→ Dataset records

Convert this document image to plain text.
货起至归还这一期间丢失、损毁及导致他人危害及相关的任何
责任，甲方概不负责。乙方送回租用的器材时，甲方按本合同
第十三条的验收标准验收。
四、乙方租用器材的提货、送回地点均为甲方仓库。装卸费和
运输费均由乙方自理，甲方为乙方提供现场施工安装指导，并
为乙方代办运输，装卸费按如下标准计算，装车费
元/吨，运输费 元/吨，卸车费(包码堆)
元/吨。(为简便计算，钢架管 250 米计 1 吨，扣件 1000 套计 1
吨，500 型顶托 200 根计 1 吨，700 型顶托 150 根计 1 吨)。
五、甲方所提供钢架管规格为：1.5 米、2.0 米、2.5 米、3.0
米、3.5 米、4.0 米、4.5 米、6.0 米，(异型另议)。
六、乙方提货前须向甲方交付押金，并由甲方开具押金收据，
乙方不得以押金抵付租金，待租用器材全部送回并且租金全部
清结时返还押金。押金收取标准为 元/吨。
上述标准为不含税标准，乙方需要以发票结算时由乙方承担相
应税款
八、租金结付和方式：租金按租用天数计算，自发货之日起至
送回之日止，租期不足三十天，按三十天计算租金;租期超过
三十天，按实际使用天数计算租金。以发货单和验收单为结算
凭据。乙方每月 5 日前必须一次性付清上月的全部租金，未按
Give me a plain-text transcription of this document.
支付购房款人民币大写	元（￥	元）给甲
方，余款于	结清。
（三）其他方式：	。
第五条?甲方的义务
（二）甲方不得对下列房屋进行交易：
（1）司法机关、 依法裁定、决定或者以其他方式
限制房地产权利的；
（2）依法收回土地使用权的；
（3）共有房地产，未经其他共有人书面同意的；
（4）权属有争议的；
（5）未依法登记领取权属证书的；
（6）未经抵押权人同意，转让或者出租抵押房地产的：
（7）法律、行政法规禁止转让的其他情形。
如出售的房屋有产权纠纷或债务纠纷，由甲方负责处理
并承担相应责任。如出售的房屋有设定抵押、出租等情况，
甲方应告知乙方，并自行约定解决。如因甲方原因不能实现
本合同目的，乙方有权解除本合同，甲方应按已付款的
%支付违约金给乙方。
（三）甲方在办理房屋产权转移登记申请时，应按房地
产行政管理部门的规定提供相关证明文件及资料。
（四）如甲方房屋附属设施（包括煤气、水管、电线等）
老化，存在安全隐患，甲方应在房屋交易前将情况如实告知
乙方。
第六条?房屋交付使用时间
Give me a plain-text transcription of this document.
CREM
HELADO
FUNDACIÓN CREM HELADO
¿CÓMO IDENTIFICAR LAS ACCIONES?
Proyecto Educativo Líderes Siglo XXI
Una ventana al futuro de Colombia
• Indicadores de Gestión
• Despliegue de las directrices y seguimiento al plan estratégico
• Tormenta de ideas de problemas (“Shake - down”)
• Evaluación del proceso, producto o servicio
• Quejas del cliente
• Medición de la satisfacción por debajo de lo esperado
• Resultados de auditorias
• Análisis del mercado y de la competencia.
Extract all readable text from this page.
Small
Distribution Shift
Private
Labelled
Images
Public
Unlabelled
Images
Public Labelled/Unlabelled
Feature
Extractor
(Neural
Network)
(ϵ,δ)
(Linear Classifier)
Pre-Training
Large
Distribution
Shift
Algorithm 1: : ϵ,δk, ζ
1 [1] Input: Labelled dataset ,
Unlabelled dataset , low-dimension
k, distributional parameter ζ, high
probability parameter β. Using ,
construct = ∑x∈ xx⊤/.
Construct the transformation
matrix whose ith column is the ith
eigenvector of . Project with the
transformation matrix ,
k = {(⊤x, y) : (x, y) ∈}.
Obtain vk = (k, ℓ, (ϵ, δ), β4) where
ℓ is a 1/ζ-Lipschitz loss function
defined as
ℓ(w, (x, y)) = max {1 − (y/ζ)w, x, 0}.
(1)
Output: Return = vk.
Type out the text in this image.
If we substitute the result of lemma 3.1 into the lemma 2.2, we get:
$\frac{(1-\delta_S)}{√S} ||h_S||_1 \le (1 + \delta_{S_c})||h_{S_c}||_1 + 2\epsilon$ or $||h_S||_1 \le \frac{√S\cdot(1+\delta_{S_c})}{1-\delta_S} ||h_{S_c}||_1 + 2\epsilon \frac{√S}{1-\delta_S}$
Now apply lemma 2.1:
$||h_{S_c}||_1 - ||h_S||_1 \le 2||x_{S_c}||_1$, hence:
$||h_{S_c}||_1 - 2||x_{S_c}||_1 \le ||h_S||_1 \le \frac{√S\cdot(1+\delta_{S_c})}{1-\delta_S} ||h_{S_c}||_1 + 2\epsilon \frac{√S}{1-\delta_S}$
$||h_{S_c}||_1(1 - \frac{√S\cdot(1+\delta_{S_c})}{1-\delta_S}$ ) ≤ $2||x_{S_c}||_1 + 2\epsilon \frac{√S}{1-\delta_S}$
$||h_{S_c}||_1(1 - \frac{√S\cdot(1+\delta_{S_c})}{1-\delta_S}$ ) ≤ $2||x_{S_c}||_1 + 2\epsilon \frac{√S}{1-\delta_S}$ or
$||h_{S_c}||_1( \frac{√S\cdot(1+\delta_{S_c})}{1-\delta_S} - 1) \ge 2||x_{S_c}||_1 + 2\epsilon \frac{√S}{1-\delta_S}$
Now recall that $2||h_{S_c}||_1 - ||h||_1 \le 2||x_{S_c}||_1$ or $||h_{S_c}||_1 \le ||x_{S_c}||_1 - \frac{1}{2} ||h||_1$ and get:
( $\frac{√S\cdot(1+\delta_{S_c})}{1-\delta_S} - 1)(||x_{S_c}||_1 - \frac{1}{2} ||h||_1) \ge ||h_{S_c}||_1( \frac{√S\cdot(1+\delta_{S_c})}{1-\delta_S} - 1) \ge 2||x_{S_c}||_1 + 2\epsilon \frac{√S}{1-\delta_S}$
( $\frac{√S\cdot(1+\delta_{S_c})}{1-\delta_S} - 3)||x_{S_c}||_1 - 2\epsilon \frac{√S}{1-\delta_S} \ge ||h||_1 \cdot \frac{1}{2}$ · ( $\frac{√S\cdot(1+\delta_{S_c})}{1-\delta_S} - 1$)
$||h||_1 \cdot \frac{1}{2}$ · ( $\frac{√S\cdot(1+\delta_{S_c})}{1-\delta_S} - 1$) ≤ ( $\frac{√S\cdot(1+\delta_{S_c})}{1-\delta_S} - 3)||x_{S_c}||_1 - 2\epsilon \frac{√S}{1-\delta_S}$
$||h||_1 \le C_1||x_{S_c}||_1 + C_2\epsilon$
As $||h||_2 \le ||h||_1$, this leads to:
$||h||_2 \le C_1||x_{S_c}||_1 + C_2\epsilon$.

→ Problem to solve
Output all of the data above without any alteration.

→ Result
Convert this document image to plain text.
货起至归还这一期间丢失、损毁及导致他人危害及相关的任何
责任，甲方概不负责。乙方送回租用的器材时，甲方按本合同
第十三条的验收标准验收。
四、乙方租用器材的提货、送回地点均为甲方仓库。装卸费和
运输费均由乙方自理，甲方为乙方提供现场施工安装指导，并
为乙方代办运输，装卸费按如下标准计算，装车费
元/吨，运输费 元/吨，卸车费(包码堆)
元/吨。(为简便计算，钢架管 250 米计 1 吨，扣件 1000 套计 1
吨，500 型顶托 200 根计 1 吨，700 型顶托 150 根计 1 吨)。
五、甲方所提供钢架管规格为：1.5 米、2.0 米、2.5 米、3.0
米、3.5 米、4.0 米、4.5 米、6.0 米，(异型另议)。
六、乙方提货前须向甲方交付押金，并由甲方开具押金收据，
乙方不得以押金抵付租金，待租用器材全部送回并且租金全部
清结时返还押金。押金收取标准为 元/吨。
上述标准为不含税标准，乙方需要以发票结算时由乙方承担相
应税款
八、租金结付和方式：租金按租用天数计算，自发货之日起至
送回之日止，租期不足三十天，按三十天计算租金;租期超过
三十天，按实际使用天数计算租金。以发货单和验收单为结算
凭据。乙方每月 5 日前必须一次性付清上月的全部租金，未按
Give me a plain-text transcription of this document.
支付购房款人民币大写	元（￥	元）给甲
方，余款于	结清。
（三）其他方式：	。
第五条?甲方的义务
（二）甲方不得对下列房屋进行交易：
（1）司法机关、 依法裁定、决定或者以其他方式
限制房地产权利的；
（2）依法收回土地使用权的；
（3）共有房地产，未经其他共有人书面同意的；
（4）权属有争议的；
（5）未依法登记领取权属证书的；
（6）未经抵押权人同意，转让或者出租抵押房地产的：
（7）法律、行政法规禁止转让的其他情形。
如出售的房屋有产权纠纷或债务纠纷，由甲方负责处理
并承担相应责任。如出售的房屋有设定抵押、出租等情况，
甲方应告知乙方，并自行约定解决。如因甲方原因不能实现
本合同目的，乙方有权解除本合同，甲方应按已付款的
%支付违约金给乙方。
（三）甲方在办理房屋产权转移登记申请时，应按房地
产行政管理部门的规定提供相关证明文件及资料。
（四）如甲方房屋附属设施（包括煤气、水管、电线等）
老化，存在安全隐患，甲方应在房屋交易前将情况如实告知
乙方。
第六条?房屋交付使用时间
Give me a plain-text transcription of this document.
CREM
HELADO
FUNDACIÓN CREM HELADO
¿CÓMO IDENTIFICAR LAS ACCIONES?
Proyecto Educativo Líderes Siglo XXI
Una ventana al futuro de Colombia
• Indicadores de Gestión
• Despliegue de las directrices y seguimiento al plan estratégico
• Tormenta de ideas de problemas (“Shake - down”)
• Evaluación del proceso, producto o servicio
• Quejas del cliente
• Medición de la satisfacción por debajo de lo esperado
• Resultados de auditorias
• Análisis del mercado y de la competencia.
Extract all readable text from this page.
Small
Distribution Shift
Private
Labelled
Images
Public
Unlabelled
Images
Public Labelled/Unlabelled
Feature
Extractor
(Neural
Network)
(ϵ,δ)
(Linear Classifier)
Pre-Training
Large
Distribution
Shift
Algorithm 1: : ϵ,δk, ζ
1 [1] Input: Labelled dataset ,
Unlabelled dataset , low-dimension
k, distributional parameter ζ, high
probability parameter β. Using ,
construct = ∑x∈ xx⊤/.
Construct the transformation
matrix whose ith column is the ith
eigenvector of . Project with the
transformation matrix ,
k = {(⊤x, y) : (x, y) ∈}.
Obtain vk = (k, ℓ, (ϵ, δ), β4) where
ℓ is a 1/ζ-Lipschitz loss function
defined as
ℓ(w, (x, y)) = max {1 − (y/ζ)w, x, 0}.
(1)
Output: Return = vk.
Type out the text in this image.
If we substitute the result of lemma 3.1 into the lemma 2.2, we get:
$\frac{(1-\delta_S)}{√S} ||h_S||_1 \le (1 + \delta_{S_c})||h_{S_c}||_1 + 2\epsilon$ or $||h_S||_1 \le \frac{√S\cdot(1+\delta_{S_c})}{1-\delta_S} ||h_{S_c}||_1 + 2\epsilon \frac{√S}{1-\delta_S}$
Now apply lemma 2.1:
$||h_{S_c}||_1 - ||h_S||_1 \le 2||x_{S_c}||_1$, hence:
$||h_{S_c}||_1 - 2||x_{S_c}||_1 \le ||h_S||_1 \le \frac{√S\cdot(1+\delta_{S_c})}{1-\delta_S} ||h_{S_c}||_1 + 2\epsilon \frac{√S}{1-\delta_S}$
$||h_{S_c}||_1(1 - \frac{√S\cdot(1+\delta_{S_c})}{1-\delta_S}$ ) ≤ $2||x_{S_c}||_1 + 2\epsilon \frac{√S}{1-\delta_S}$
$||h_{S_c}||_1(1 - \frac{√S\cdot(1+\delta_{S_c})}{1-\delta_S}$ ) ≤ $2||x_{S_c}||_1 + 2\epsilon \frac{√S}{1-\delta_S}$ or
$||h_{S_c}||_1( \frac{√S\cdot(1+\delta_{S_c})}{1-\delta_S} - 1) \ge 2||x_{S_c}||_1 + 2\epsilon \frac{√S}{1-\delta_S}$
Now recall that $2||h_{S_c}||_1 - ||h||_1 \le 2||x_{S_c}||_1$ or $||h_{S_c}||_1 \le ||x_{S_c}||_1 - \frac{1}{2} ||h||_1$ and get:
( $\frac{√S\cdot(1+\delta_{S_c})}{1-\delta_S} - 1)(||x_{S_c}||_1 - \frac{1}{2} ||h||_1) \ge ||h_{S_c}||_1( \frac{√S\cdot(1+\delta_{S_c})}{1-\delta_S} - 1) \ge 2||x_{S_c}||_1 + 2\epsilon \frac{√S}{1-\delta_S}$
( $\frac{√S\cdot(1+\delta_{S_c})}{1-\delta_S} - 3)||x_{S_c}||_1 - 2\epsilon \frac{√S}{1-\delta_S} \ge ||h||_1 \cdot \frac{1}{2}$ · ( $\frac{√S\cdot(1+\delta_{S_c})}{1-\delta_S} - 1$)
$||h||_1 \cdot \frac{1}{2}$ · ( $\frac{√S\cdot(1+\delta_{S_c})}{1-\delta_S} - 1$) ≤ ( $\frac{√S\cdot(1+\delta_{S_c})}{1-\delta_S} - 3)||x_{S_c}||_1 - 2\epsilon \frac{√S}{1-\delta_S}$
$||h||_1 \le C_1||x_{S_c}||_1 + C_2\epsilon$
As $||h||_2 \le ||h||_1$, this leads to:
$||h||_2 \le C_1||x_{S_c}||_1 + C_2\epsilon$.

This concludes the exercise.